◆ **What the exercise asks**: Leave out the pictures and copy the remaining records exactly.

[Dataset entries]

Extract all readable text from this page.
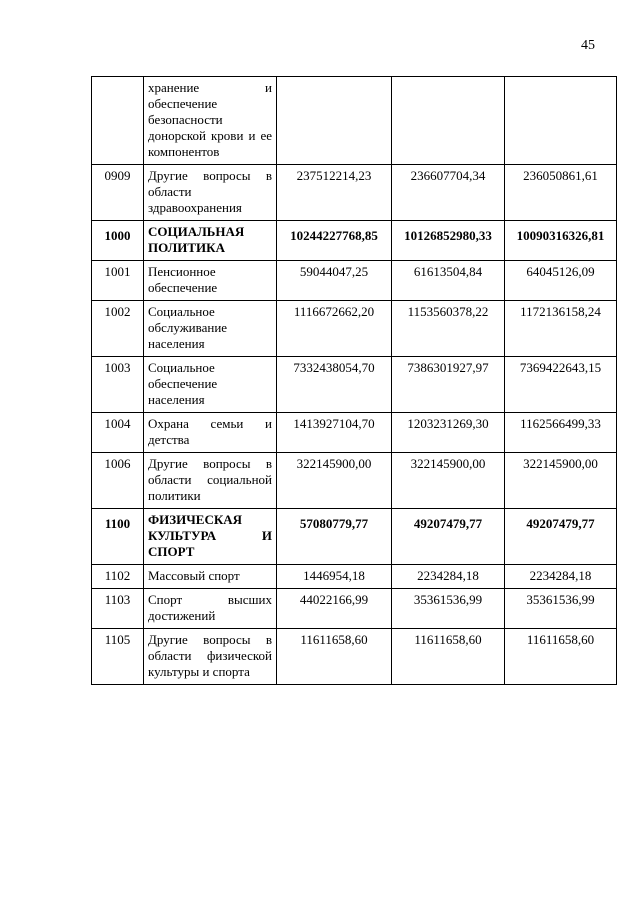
45
	хранение и обеспечение безопасности донорской крови и ее компонентов			
0909	Другие вопросы в области здравоохранения	237512214,23	236607704,34	236050861,61
1000	СОЦИАЛЬНАЯ ПОЛИТИКА	10244227768,85	10126852980,33	10090316326,81
1001	Пенсионное обеспечение	59044047,25	61613504,84	64045126,09
1002	Социальное обслуживание населения	1116672662,20	1153560378,22	1172136158,24
1003	Социальное обеспечение населения	7332438054,70	7386301927,97	7369422643,15
1004	Охрана семьи и детства	1413927104,70	1203231269,30	1162566499,33
1006	Другие вопросы в области социальной политики	322145900,00	322145900,00	322145900,00
1100	ФИЗИЧЕСКАЯ КУЛЬТУРА И СПОРТ	57080779,77	49207479,77	49207479,77
1102	Массовый спорт	1446954,18	2234284,18	2234284,18
1103	Спорт высших достижений	44022166,99	35361536,99	35361536,99
1105	Другие вопросы в области физической культуры и спорта	11611658,60	11611658,60	11611658,60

◆ **Answer to this exercise**:
Extract all readable text from this page.
45
	хранение и обеспечение безопасности донорской крови и ее компонентов			
0909	Другие вопросы в области здравоохранения	237512214,23	236607704,34	236050861,61
1000	СОЦИАЛЬНАЯ ПОЛИТИКА	10244227768,85	10126852980,33	10090316326,81
1001	Пенсионное обеспечение	59044047,25	61613504,84	64045126,09
1002	Социальное обслуживание населения	1116672662,20	1153560378,22	1172136158,24
1003	Социальное обеспечение населения	7332438054,70	7386301927,97	7369422643,15
1004	Охрана семьи и детства	1413927104,70	1203231269,30	1162566499,33
1006	Другие вопросы в области социальной политики	322145900,00	322145900,00	322145900,00
1100	ФИЗИЧЕСКАЯ КУЛЬТУРА И СПОРТ	57080779,77	49207479,77	49207479,77
1102	Массовый спорт	1446954,18	2234284,18	2234284,18
1103	Спорт высших достижений	44022166,99	35361536,99	35361536,99
1105	Другие вопросы в области физической культуры и спорта	11611658,60	11611658,60	11611658,60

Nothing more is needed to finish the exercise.